• Document text
This last quote from Belloc seems to anticipate the essays written about this time by Sigmund Freud, Albert Einstein, and Bertrand Russell, in which they used their fame to advance their philosophical opinions on subjects outside their areas of expertise. The simple truth of the matter, Belloc concludes, is that, “It [scientific prestige] exercises an authority over men through the awe and admiration in which they stand of it.”
Confusing Science with Modern Scientific Spirit
Yes, Belloc notes, modern scientists have achieved startling breakthroughs which have produced the “awe and admiration” they deserve. The modern scientist has in many instances achieved the status of “the hero who slays dragons.” The appearance of the airplane and the automobile and the wireless radio had done much to transform the pace of living. Unfortunately, the prestige for science that was a natural product of these breakthroughs was transferred to those scientists who sometimes propagated a false and all too often anti-religious philosophy. Summoning his considerable literary powers, Belloc flatly states the dilemma produced by the modern scientific spirit.

• Exercise tasks
a - In the Belloc excerpt, which three people wrote the essays that the last quote from Belloc seems to anticipate?
b - Revise the Belloc excerpt from "Confusing Science with" up to and including "modern scientific spirit.", substituting "aircraft" for "airplane".
c - Resume the Belloc excerpt on the modern scientific spirit, starting after its final sentence.

• Entries provided

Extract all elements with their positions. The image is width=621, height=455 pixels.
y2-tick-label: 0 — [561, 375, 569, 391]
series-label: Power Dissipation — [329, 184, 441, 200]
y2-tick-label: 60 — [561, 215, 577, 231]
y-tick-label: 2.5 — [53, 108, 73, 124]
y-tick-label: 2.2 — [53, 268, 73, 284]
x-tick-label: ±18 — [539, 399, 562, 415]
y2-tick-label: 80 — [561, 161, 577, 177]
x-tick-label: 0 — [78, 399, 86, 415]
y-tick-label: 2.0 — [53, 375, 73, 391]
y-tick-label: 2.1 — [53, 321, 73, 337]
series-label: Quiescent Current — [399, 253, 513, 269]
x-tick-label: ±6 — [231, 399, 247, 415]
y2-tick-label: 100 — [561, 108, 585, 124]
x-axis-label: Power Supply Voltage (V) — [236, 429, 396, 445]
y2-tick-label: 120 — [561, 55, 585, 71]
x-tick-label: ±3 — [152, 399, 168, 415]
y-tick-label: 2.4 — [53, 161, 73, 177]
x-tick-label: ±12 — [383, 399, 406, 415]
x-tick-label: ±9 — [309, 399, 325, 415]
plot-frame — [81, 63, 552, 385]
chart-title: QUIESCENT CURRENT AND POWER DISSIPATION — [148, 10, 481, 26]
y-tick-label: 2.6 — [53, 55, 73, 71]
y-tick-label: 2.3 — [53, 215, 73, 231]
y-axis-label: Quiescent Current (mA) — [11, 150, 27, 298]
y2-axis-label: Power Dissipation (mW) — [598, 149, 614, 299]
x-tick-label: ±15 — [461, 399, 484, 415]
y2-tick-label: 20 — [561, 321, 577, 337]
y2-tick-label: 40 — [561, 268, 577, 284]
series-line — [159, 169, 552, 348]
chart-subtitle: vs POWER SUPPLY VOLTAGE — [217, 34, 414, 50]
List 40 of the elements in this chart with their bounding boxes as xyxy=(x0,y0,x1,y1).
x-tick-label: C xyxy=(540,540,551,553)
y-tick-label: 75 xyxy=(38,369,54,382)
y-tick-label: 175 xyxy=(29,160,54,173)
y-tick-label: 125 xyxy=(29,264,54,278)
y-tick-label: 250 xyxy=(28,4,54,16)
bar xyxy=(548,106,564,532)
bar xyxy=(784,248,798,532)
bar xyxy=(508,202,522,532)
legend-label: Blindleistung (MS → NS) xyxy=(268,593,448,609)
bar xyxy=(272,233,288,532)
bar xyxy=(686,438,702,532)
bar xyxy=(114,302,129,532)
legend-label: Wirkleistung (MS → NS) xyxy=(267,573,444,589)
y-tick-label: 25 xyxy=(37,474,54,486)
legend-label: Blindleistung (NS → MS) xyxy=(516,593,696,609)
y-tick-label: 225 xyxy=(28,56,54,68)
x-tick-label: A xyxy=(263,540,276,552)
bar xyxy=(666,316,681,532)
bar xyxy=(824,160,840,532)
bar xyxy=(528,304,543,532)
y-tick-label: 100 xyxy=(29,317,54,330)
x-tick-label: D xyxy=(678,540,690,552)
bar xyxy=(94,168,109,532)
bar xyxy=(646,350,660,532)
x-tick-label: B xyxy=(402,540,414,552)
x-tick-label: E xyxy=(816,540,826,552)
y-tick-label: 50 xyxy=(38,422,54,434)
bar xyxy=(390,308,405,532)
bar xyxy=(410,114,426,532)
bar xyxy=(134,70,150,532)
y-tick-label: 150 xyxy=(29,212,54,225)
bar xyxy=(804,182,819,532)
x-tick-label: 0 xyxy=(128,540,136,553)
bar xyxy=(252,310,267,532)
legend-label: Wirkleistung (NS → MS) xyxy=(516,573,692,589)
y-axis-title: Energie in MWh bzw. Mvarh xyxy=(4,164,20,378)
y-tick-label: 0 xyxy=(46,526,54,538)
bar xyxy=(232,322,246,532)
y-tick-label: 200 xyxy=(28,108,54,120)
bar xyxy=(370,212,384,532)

• Task-by-task results
a - Sigmund Freud, Albert Einstein, and Bertrand Russell.

b -
Confusing Science with Modern Scientific Spirit
Yes, Belloc notes, modern scientists have achieved startling breakthroughs which have produced the “awe and admiration” they deserve. The modern scientist has in many instances achieved the status of “the hero who slays dragons.” The appearance of the aircraft and the automobile and the wireless radio had done much to transform the pace of living. Unfortunately, the prestige for science that was a natural product of these breakthroughs was transferred to those scientists who sometimes propagated a false and all too often anti-religious philosophy. Summoning his considerable literary powers, Belloc flatly states the dilemma produced by the modern scientific spirit.

c -
“That the harm done through false action upon the soul is greater than the advantage obtained through the new material good must be admitted by anyone who has the elementary sense to observe that we only feel happiness or unhappiness through the soul.
Thus, to transport the human body rapidly from one place to another cannot be good in itself; it is only a good insofar as it satisfies what may be called, in the largest sense, a spiritual need: that is, insofar as it fulfills the desire of a living soul. But if the same men who by research and accumulation of practice have made it possible thus to transport the body rapidly are by a false philosophy tending to make men’s lives ugly, miserable, evil and untrue, then they will only transport unhappiness; and unhappiness transported quickly is not better but worse than happiness transported slowly.”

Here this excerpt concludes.